INSTRUCTIONS TO FOLLOW:
Return each line of the data below verbatim; pictures are to be left out.

## START PROVIDED DATA

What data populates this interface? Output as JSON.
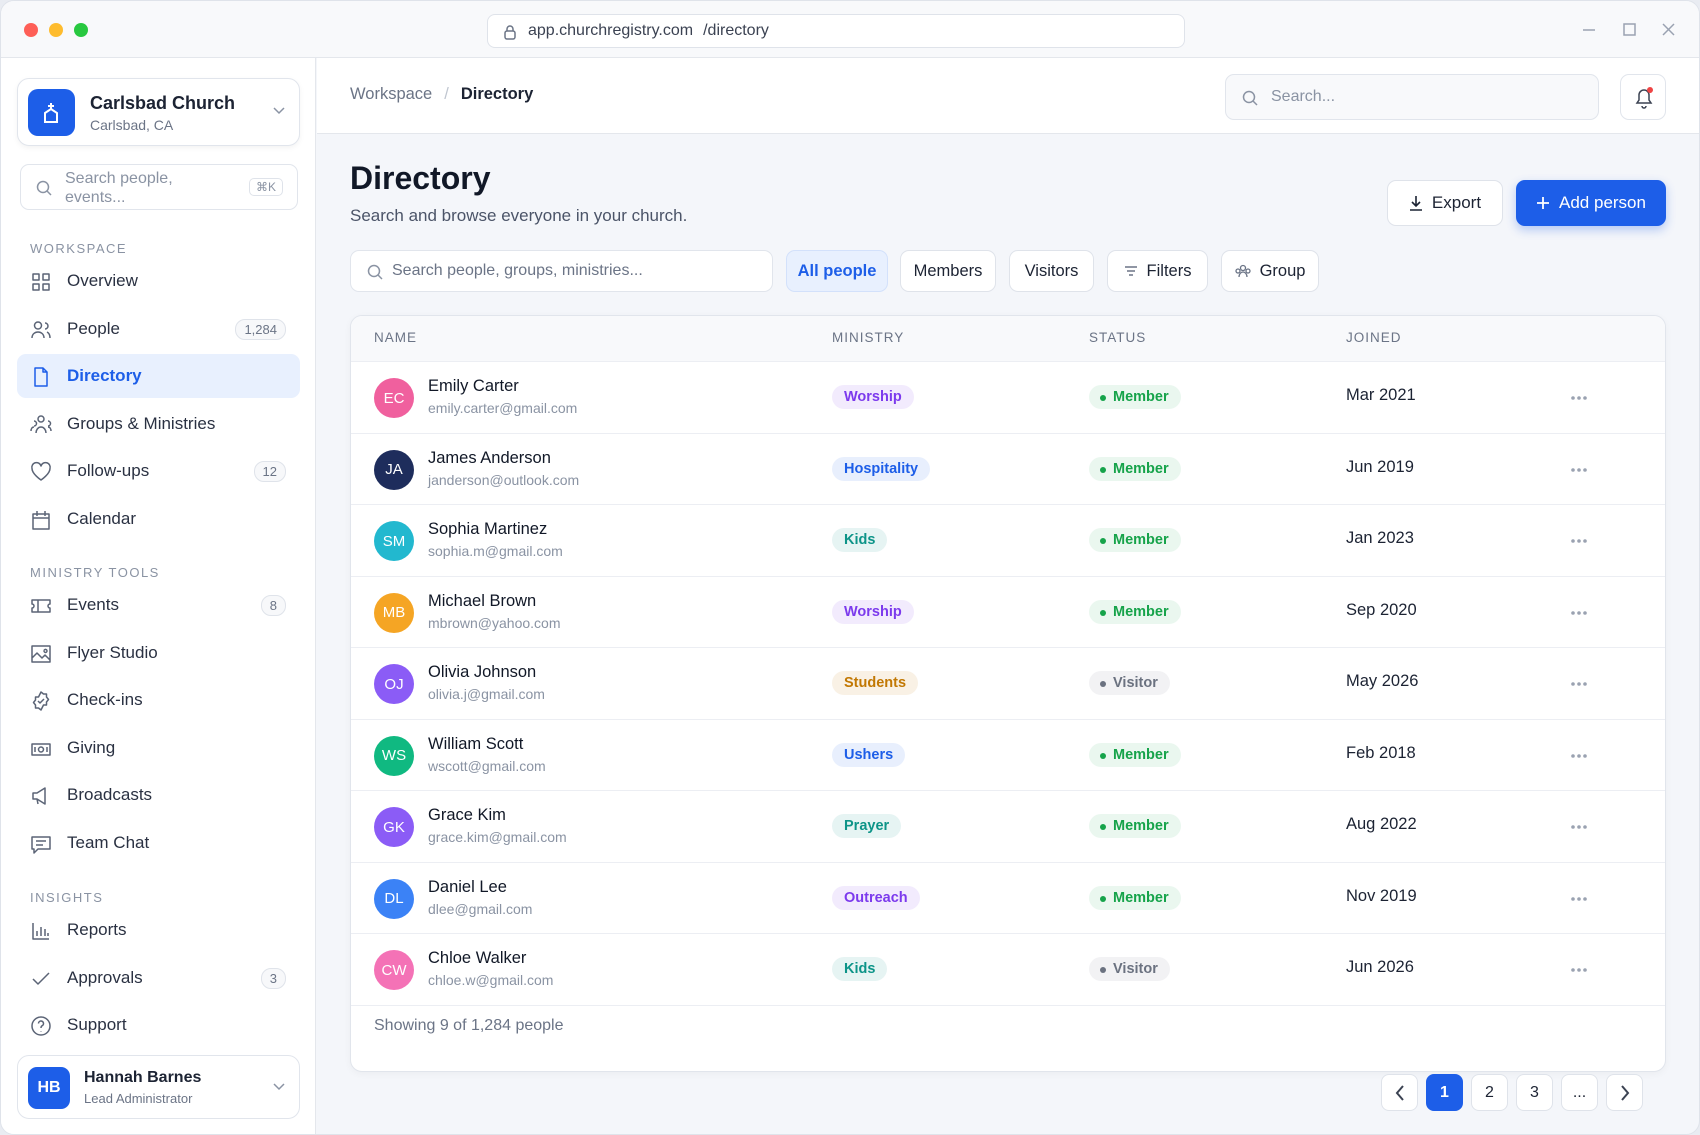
{
  "browser": {
    "host": "app.churchregistry.com",
    "path": "/directory"
  },
  "sidebar": {
    "org": {
      "name": "Carlsbad Church",
      "location": "Carlsbad, CA"
    },
    "search": {
      "placeholder": "Search people, events...",
      "shortcut": "⌘K"
    },
    "sections": [
      {
        "title": "WORKSPACE",
        "items": [
          {
            "label": "Overview"
          },
          {
            "label": "People",
            "badge": "1,284"
          },
          {
            "label": "Directory"
          },
          {
            "label": "Groups & Ministries"
          },
          {
            "label": "Follow-ups",
            "badge": "12"
          },
          {
            "label": "Calendar"
          }
        ]
      },
      {
        "title": "MINISTRY TOOLS",
        "items": [
          {
            "label": "Events",
            "badge": "8"
          },
          {
            "label": "Flyer Studio"
          },
          {
            "label": "Check-ins"
          },
          {
            "label": "Giving"
          },
          {
            "label": "Broadcasts"
          },
          {
            "label": "Team Chat"
          }
        ]
      },
      {
        "title": "INSIGHTS",
        "items": [
          {
            "label": "Reports"
          },
          {
            "label": "Approvals",
            "badge": "3"
          },
          {
            "label": "Support"
          }
        ]
      }
    ],
    "user": {
      "initials": "HB",
      "name": "Hannah Barnes",
      "role": "Lead Administrator"
    }
  },
  "header": {
    "breadcrumb": [
      "Workspace",
      "Directory"
    ],
    "search_placeholder": "Search..."
  },
  "page": {
    "title": "Directory",
    "subtitle": "Search and browse everyone in your church.",
    "export": "Export",
    "add": "Add person"
  },
  "filters": {
    "search_placeholder": "Search people, groups, ministries...",
    "tabs": [
      "All people",
      "Members",
      "Visitors",
      "Filters",
      "Group"
    ]
  },
  "table": {
    "columns": [
      "NAME",
      "MINISTRY",
      "STATUS",
      "JOINED"
    ],
    "rows": [
      {
        "initials": "EC",
        "name": "Emily Carter",
        "email": "emily.carter@gmail.com",
        "ministry": "Worship",
        "status": "Member",
        "joined": "Mar 2021",
        "avatar_color": "#f0609e",
        "ministry_color": "#7c3aed",
        "status_color": "#16a34a"
      },
      {
        "initials": "JA",
        "name": "James Anderson",
        "email": "janderson@outlook.com",
        "ministry": "Hospitality",
        "status": "Member",
        "joined": "Jun 2019",
        "avatar_color": "#1e2d5c",
        "ministry_color": "#1d5ee8",
        "status_color": "#16a34a"
      },
      {
        "initials": "SM",
        "name": "Sophia Martinez",
        "email": "sophia.m@gmail.com",
        "ministry": "Kids",
        "status": "Member",
        "joined": "Jan 2023",
        "avatar_color": "#22b8cf",
        "ministry_color": "#0d9488",
        "status_color": "#16a34a"
      },
      {
        "initials": "MB",
        "name": "Michael Brown",
        "email": "mbrown@yahoo.com",
        "ministry": "Worship",
        "status": "Member",
        "joined": "Sep 2020",
        "avatar_color": "#f5a524",
        "ministry_color": "#7c3aed",
        "status_color": "#16a34a"
      },
      {
        "initials": "OJ",
        "name": "Olivia Johnson",
        "email": "olivia.j@gmail.com",
        "ministry": "Students",
        "status": "Visitor",
        "joined": "May 2026",
        "avatar_color": "#8b5cf6",
        "ministry_color": "#c27803",
        "status_color": "#6b7280"
      },
      {
        "initials": "WS",
        "name": "William Scott",
        "email": "wscott@gmail.com",
        "ministry": "Ushers",
        "status": "Member",
        "joined": "Feb 2018",
        "avatar_color": "#10b981",
        "ministry_color": "#1d5ee8",
        "status_color": "#16a34a"
      },
      {
        "initials": "GK",
        "name": "Grace Kim",
        "email": "grace.kim@gmail.com",
        "ministry": "Prayer",
        "status": "Member",
        "joined": "Aug 2022",
        "avatar_color": "#8b5cf6",
        "ministry_color": "#0d9488",
        "status_color": "#16a34a"
      },
      {
        "initials": "DL",
        "name": "Daniel Lee",
        "email": "dlee@gmail.com",
        "ministry": "Outreach",
        "status": "Member",
        "joined": "Nov 2019",
        "avatar_color": "#3b82f6",
        "ministry_color": "#7c3aed",
        "status_color": "#16a34a"
      },
      {
        "initials": "CW",
        "name": "Chloe Walker",
        "email": "chloe.w@gmail.com",
        "ministry": "Kids",
        "status": "Visitor",
        "joined": "Jun 2026",
        "avatar_color": "#f472b6",
        "ministry_color": "#0d9488",
        "status_color": "#6b7280"
      }
    ]
  },
  "footer": {
    "summary": "Showing 9 of 1,284 people",
    "pages": [
      "1",
      "2",
      "3",
      "..."
    ]
  }
}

## END PROVIDED DATA

FINAL ANSWER:
What data populates this interface? Output as JSON.
{
  "browser": {
    "host": "app.churchregistry.com",
    "path": "/directory"
  },
  "sidebar": {
    "org": {
      "name": "Carlsbad Church",
      "location": "Carlsbad, CA"
    },
    "search": {
      "placeholder": "Search people, events...",
      "shortcut": "⌘K"
    },
    "sections": [
      {
        "title": "WORKSPACE",
        "items": [
          {
            "label": "Overview"
          },
          {
            "label": "People",
            "badge": "1,284"
          },
          {
            "label": "Directory"
          },
          {
            "label": "Groups & Ministries"
          },
          {
            "label": "Follow-ups",
            "badge": "12"
          },
          {
            "label": "Calendar"
          }
        ]
      },
      {
        "title": "MINISTRY TOOLS",
        "items": [
          {
            "label": "Events",
            "badge": "8"
          },
          {
            "label": "Flyer Studio"
          },
          {
            "label": "Check-ins"
          },
          {
            "label": "Giving"
          },
          {
            "label": "Broadcasts"
          },
          {
            "label": "Team Chat"
          }
        ]
      },
      {
        "title": "INSIGHTS",
        "items": [
          {
            "label": "Reports"
          },
          {
            "label": "Approvals",
            "badge": "3"
          },
          {
            "label": "Support"
          }
        ]
      }
    ],
    "user": {
      "initials": "HB",
      "name": "Hannah Barnes",
      "role": "Lead Administrator"
    }
  },
  "header": {
    "breadcrumb": [
      "Workspace",
      "Directory"
    ],
    "search_placeholder": "Search..."
  },
  "page": {
    "title": "Directory",
    "subtitle": "Search and browse everyone in your church.",
    "export": "Export",
    "add": "Add person"
  },
  "filters": {
    "search_placeholder": "Search people, groups, ministries...",
    "tabs": [
      "All people",
      "Members",
      "Visitors",
      "Filters",
      "Group"
    ]
  },
  "table": {
    "columns": [
      "NAME",
      "MINISTRY",
      "STATUS",
      "JOINED"
    ],
    "rows": [
      {
        "initials": "EC",
        "name": "Emily Carter",
        "email": "emily.carter@gmail.com",
        "ministry": "Worship",
        "status": "Member",
        "joined": "Mar 2021",
        "avatar_color": "#f0609e",
        "ministry_color": "#7c3aed",
        "status_color": "#16a34a"
      },
      {
        "initials": "JA",
        "name": "James Anderson",
        "email": "janderson@outlook.com",
        "ministry": "Hospitality",
        "status": "Member",
        "joined": "Jun 2019",
        "avatar_color": "#1e2d5c",
        "ministry_color": "#1d5ee8",
        "status_color": "#16a34a"
      },
      {
        "initials": "SM",
        "name": "Sophia Martinez",
        "email": "sophia.m@gmail.com",
        "ministry": "Kids",
        "status": "Member",
        "joined": "Jan 2023",
        "avatar_color": "#22b8cf",
        "ministry_color": "#0d9488",
        "status_color": "#16a34a"
      },
      {
        "initials": "MB",
        "name": "Michael Brown",
        "email": "mbrown@yahoo.com",
        "ministry": "Worship",
        "status": "Member",
        "joined": "Sep 2020",
        "avatar_color": "#f5a524",
        "ministry_color": "#7c3aed",
        "status_color": "#16a34a"
      },
      {
        "initials": "OJ",
        "name": "Olivia Johnson",
        "email": "olivia.j@gmail.com",
        "ministry": "Students",
        "status": "Visitor",
        "joined": "May 2026",
        "avatar_color": "#8b5cf6",
        "ministry_color": "#c27803",
        "status_color": "#6b7280"
      },
      {
        "initials": "WS",
        "name": "William Scott",
        "email": "wscott@gmail.com",
        "ministry": "Ushers",
        "status": "Member",
        "joined": "Feb 2018",
        "avatar_color": "#10b981",
        "ministry_color": "#1d5ee8",
        "status_color": "#16a34a"
      },
      {
        "initials": "GK",
        "name": "Grace Kim",
        "email": "grace.kim@gmail.com",
        "ministry": "Prayer",
        "status": "Member",
        "joined": "Aug 2022",
        "avatar_color": "#8b5cf6",
        "ministry_color": "#0d9488",
        "status_color": "#16a34a"
      },
      {
        "initials": "DL",
        "name": "Daniel Lee",
        "email": "dlee@gmail.com",
        "ministry": "Outreach",
        "status": "Member",
        "joined": "Nov 2019",
        "avatar_color": "#3b82f6",
        "ministry_color": "#7c3aed",
        "status_color": "#16a34a"
      },
      {
        "initials": "CW",
        "name": "Chloe Walker",
        "email": "chloe.w@gmail.com",
        "ministry": "Kids",
        "status": "Visitor",
        "joined": "Jun 2026",
        "avatar_color": "#f472b6",
        "ministry_color": "#0d9488",
        "status_color": "#6b7280"
      }
    ]
  },
  "footer": {
    "summary": "Showing 9 of 1,284 people",
    "pages": [
      "1",
      "2",
      "3",
      "..."
    ]
  }
}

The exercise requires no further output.